■ **Given instruction**
Write out all of the data without omission, exactly as shown.

■ **Excerpts from a figure dataset**

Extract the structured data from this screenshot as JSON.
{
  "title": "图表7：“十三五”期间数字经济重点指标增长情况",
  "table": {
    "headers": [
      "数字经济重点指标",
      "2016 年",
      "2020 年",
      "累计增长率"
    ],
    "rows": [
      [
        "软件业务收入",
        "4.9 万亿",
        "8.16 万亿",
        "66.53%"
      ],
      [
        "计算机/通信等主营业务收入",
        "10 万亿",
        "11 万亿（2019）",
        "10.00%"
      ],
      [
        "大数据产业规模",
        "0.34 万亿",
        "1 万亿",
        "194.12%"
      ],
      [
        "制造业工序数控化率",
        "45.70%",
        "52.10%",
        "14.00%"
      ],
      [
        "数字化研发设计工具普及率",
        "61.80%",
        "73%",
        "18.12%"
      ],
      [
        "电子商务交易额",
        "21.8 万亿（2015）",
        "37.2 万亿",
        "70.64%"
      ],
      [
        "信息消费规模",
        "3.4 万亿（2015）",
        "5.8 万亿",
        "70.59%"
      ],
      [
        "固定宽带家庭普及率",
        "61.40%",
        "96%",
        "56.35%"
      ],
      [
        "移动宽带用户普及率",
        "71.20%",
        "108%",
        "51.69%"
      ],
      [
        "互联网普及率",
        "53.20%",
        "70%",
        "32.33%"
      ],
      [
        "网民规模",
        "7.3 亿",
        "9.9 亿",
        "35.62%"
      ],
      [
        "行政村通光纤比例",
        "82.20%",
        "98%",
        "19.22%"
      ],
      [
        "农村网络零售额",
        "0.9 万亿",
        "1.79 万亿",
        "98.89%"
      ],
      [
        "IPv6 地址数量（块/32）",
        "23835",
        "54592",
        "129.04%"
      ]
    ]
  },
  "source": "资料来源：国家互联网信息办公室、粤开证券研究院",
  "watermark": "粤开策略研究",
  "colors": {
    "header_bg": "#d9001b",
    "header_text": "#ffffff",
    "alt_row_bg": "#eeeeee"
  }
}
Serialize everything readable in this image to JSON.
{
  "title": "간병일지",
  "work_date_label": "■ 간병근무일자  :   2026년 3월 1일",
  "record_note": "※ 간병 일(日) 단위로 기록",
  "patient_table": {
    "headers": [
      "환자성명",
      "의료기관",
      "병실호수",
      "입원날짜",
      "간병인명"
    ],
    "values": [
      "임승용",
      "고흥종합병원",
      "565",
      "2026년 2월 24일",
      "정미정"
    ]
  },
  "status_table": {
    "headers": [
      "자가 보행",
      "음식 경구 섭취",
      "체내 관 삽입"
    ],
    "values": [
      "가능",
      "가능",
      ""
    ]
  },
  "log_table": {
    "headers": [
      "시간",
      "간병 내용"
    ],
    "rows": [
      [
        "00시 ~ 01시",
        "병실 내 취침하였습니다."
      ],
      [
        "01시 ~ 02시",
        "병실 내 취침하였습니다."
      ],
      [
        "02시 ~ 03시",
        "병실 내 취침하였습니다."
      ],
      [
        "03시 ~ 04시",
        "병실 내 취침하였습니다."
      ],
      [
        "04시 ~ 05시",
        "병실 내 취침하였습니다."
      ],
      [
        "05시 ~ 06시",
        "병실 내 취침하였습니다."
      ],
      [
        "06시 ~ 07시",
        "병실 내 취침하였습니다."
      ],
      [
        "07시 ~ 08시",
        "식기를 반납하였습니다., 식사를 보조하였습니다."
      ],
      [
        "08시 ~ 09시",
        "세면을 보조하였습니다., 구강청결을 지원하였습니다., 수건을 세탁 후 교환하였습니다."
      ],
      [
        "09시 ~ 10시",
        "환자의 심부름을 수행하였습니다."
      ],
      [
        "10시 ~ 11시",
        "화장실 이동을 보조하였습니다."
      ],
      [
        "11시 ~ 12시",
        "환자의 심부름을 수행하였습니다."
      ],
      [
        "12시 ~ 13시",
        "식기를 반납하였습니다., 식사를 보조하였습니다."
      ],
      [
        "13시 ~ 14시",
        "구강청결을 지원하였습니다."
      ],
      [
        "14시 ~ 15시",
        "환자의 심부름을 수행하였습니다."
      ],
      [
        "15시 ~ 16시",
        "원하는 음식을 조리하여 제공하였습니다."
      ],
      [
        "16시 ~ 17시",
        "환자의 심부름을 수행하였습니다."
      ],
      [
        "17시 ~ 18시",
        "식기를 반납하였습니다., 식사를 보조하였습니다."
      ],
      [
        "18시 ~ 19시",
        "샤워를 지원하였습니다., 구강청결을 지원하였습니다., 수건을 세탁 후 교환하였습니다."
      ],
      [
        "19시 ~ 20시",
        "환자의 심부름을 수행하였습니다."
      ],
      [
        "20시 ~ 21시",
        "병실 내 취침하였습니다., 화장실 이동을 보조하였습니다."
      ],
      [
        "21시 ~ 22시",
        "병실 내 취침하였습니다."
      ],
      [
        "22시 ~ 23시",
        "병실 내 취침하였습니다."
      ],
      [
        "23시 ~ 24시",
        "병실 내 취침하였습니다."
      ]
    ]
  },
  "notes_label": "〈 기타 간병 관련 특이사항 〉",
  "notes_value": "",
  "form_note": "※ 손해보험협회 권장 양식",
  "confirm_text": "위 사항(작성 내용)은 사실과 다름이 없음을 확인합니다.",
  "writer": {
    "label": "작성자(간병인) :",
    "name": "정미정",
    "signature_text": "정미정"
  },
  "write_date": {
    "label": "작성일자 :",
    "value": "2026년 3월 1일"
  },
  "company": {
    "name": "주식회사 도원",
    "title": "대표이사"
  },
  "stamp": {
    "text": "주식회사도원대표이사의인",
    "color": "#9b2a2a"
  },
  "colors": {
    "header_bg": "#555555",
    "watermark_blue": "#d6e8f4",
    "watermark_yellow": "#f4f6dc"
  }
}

■ **Response to the task**
Extract the structured data from this screenshot as JSON.
{
  "title": "图表7：“十三五”期间数字经济重点指标增长情况",
  "table": {
    "headers": [
      "数字经济重点指标",
      "2016 年",
      "2020 年",
      "累计增长率"
    ],
    "rows": [
      [
        "软件业务收入",
        "4.9 万亿",
        "8.16 万亿",
        "66.53%"
      ],
      [
        "计算机/通信等主营业务收入",
        "10 万亿",
        "11 万亿（2019）",
        "10.00%"
      ],
      [
        "大数据产业规模",
        "0.34 万亿",
        "1 万亿",
        "194.12%"
      ],
      [
        "制造业工序数控化率",
        "45.70%",
        "52.10%",
        "14.00%"
      ],
      [
        "数字化研发设计工具普及率",
        "61.80%",
        "73%",
        "18.12%"
      ],
      [
        "电子商务交易额",
        "21.8 万亿（2015）",
        "37.2 万亿",
        "70.64%"
      ],
      [
        "信息消费规模",
        "3.4 万亿（2015）",
        "5.8 万亿",
        "70.59%"
      ],
      [
        "固定宽带家庭普及率",
        "61.40%",
        "96%",
        "56.35%"
      ],
      [
        "移动宽带用户普及率",
        "71.20%",
        "108%",
        "51.69%"
      ],
      [
        "互联网普及率",
        "53.20%",
        "70%",
        "32.33%"
      ],
      [
        "网民规模",
        "7.3 亿",
        "9.9 亿",
        "35.62%"
      ],
      [
        "行政村通光纤比例",
        "82.20%",
        "98%",
        "19.22%"
      ],
      [
        "农村网络零售额",
        "0.9 万亿",
        "1.79 万亿",
        "98.89%"
      ],
      [
        "IPv6 地址数量（块/32）",
        "23835",
        "54592",
        "129.04%"
      ]
    ]
  },
  "source": "资料来源：国家互联网信息办公室、粤开证券研究院",
  "watermark": "粤开策略研究",
  "colors": {
    "header_bg": "#d9001b",
    "header_text": "#ffffff",
    "alt_row_bg": "#eeeeee"
  }
}
Serialize everything readable in this image to JSON.
{
  "title": "간병일지",
  "work_date_label": "■ 간병근무일자  :   2026년 3월 1일",
  "record_note": "※ 간병 일(日) 단위로 기록",
  "patient_table": {
    "headers": [
      "환자성명",
      "의료기관",
      "병실호수",
      "입원날짜",
      "간병인명"
    ],
    "values": [
      "임승용",
      "고흥종합병원",
      "565",
      "2026년 2월 24일",
      "정미정"
    ]
  },
  "status_table": {
    "headers": [
      "자가 보행",
      "음식 경구 섭취",
      "체내 관 삽입"
    ],
    "values": [
      "가능",
      "가능",
      ""
    ]
  },
  "log_table": {
    "headers": [
      "시간",
      "간병 내용"
    ],
    "rows": [
      [
        "00시 ~ 01시",
        "병실 내 취침하였습니다."
      ],
      [
        "01시 ~ 02시",
        "병실 내 취침하였습니다."
      ],
      [
        "02시 ~ 03시",
        "병실 내 취침하였습니다."
      ],
      [
        "03시 ~ 04시",
        "병실 내 취침하였습니다."
      ],
      [
        "04시 ~ 05시",
        "병실 내 취침하였습니다."
      ],
      [
        "05시 ~ 06시",
        "병실 내 취침하였습니다."
      ],
      [
        "06시 ~ 07시",
        "병실 내 취침하였습니다."
      ],
      [
        "07시 ~ 08시",
        "식기를 반납하였습니다., 식사를 보조하였습니다."
      ],
      [
        "08시 ~ 09시",
        "세면을 보조하였습니다., 구강청결을 지원하였습니다., 수건을 세탁 후 교환하였습니다."
      ],
      [
        "09시 ~ 10시",
        "환자의 심부름을 수행하였습니다."
      ],
      [
        "10시 ~ 11시",
        "화장실 이동을 보조하였습니다."
      ],
      [
        "11시 ~ 12시",
        "환자의 심부름을 수행하였습니다."
      ],
      [
        "12시 ~ 13시",
        "식기를 반납하였습니다., 식사를 보조하였습니다."
      ],
      [
        "13시 ~ 14시",
        "구강청결을 지원하였습니다."
      ],
      [
        "14시 ~ 15시",
        "환자의 심부름을 수행하였습니다."
      ],
      [
        "15시 ~ 16시",
        "원하는 음식을 조리하여 제공하였습니다."
      ],
      [
        "16시 ~ 17시",
        "환자의 심부름을 수행하였습니다."
      ],
      [
        "17시 ~ 18시",
        "식기를 반납하였습니다., 식사를 보조하였습니다."
      ],
      [
        "18시 ~ 19시",
        "샤워를 지원하였습니다., 구강청결을 지원하였습니다., 수건을 세탁 후 교환하였습니다."
      ],
      [
        "19시 ~ 20시",
        "환자의 심부름을 수행하였습니다."
      ],
      [
        "20시 ~ 21시",
        "병실 내 취침하였습니다., 화장실 이동을 보조하였습니다."
      ],
      [
        "21시 ~ 22시",
        "병실 내 취침하였습니다."
      ],
      [
        "22시 ~ 23시",
        "병실 내 취침하였습니다."
      ],
      [
        "23시 ~ 24시",
        "병실 내 취침하였습니다."
      ]
    ]
  },
  "notes_label": "〈 기타 간병 관련 특이사항 〉",
  "notes_value": "",
  "form_note": "※ 손해보험협회 권장 양식",
  "confirm_text": "위 사항(작성 내용)은 사실과 다름이 없음을 확인합니다.",
  "writer": {
    "label": "작성자(간병인) :",
    "name": "정미정",
    "signature_text": "정미정"
  },
  "write_date": {
    "label": "작성일자 :",
    "value": "2026년 3월 1일"
  },
  "company": {
    "name": "주식회사 도원",
    "title": "대표이사"
  },
  "stamp": {
    "text": "주식회사도원대표이사의인",
    "color": "#9b2a2a"
  },
  "colors": {
    "header_bg": "#555555",
    "watermark_blue": "#d6e8f4",
    "watermark_yellow": "#f4f6dc"
  }
}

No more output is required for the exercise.